-- START --

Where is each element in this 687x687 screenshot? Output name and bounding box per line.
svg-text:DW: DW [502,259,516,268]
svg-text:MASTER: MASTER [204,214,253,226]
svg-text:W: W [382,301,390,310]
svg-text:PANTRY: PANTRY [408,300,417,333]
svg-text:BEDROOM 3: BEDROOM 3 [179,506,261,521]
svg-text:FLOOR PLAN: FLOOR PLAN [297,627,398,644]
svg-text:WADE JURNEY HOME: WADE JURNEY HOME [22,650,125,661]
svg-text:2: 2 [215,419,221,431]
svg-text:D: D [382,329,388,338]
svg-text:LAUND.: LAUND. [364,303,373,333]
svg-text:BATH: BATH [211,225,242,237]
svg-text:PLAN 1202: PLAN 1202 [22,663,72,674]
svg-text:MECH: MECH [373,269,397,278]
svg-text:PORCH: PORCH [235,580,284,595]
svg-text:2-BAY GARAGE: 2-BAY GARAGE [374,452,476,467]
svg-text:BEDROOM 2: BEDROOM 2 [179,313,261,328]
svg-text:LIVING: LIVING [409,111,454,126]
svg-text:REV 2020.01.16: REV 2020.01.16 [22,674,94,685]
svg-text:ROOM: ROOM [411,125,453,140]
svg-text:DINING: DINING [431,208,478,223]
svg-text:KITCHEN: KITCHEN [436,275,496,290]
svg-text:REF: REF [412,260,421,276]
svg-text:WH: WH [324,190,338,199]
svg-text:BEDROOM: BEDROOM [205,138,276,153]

-- END --

Work instructions >> Rewrite the rows above with "BEDROOM" swapped for "BUNK ROOM" at every occurrence, leaving everything else unchanged.

Output for this task >>
Where is each element in this 687x687 screenshot? Output name and bounding box per line.
svg-text:DW: DW [502,259,516,268]
svg-text:MASTER: MASTER [204,214,253,226]
svg-text:W: W [382,301,390,310]
svg-text:PANTRY: PANTRY [408,300,417,333]
svg-text:BUNK ROOM 3: BUNK ROOM 3 [179,506,261,521]
svg-text:FLOOR PLAN: FLOOR PLAN [297,627,398,644]
svg-text:WADE JURNEY HOME: WADE JURNEY HOME [22,650,125,661]
svg-text:2: 2 [215,419,221,431]
svg-text:D: D [382,329,388,338]
svg-text:LAUND.: LAUND. [364,303,373,333]
svg-text:BATH: BATH [211,225,242,237]
svg-text:PLAN 1202: PLAN 1202 [22,663,72,674]
svg-text:MECH: MECH [373,269,397,278]
svg-text:PORCH: PORCH [235,580,284,595]
svg-text:2-BAY GARAGE: 2-BAY GARAGE [374,452,476,467]
svg-text:BUNK ROOM 2: BUNK ROOM 2 [179,313,261,328]
svg-text:LIVING: LIVING [409,111,454,126]
svg-text:REV 2020.01.16: REV 2020.01.16 [22,674,94,685]
svg-text:ROOM: ROOM [411,125,453,140]
svg-text:DINING: DINING [431,208,478,223]
svg-text:KITCHEN: KITCHEN [436,275,496,290]
svg-text:REF: REF [412,260,421,276]
svg-text:WH: WH [324,190,338,199]
svg-text:BUNK ROOM: BUNK ROOM [205,138,276,153]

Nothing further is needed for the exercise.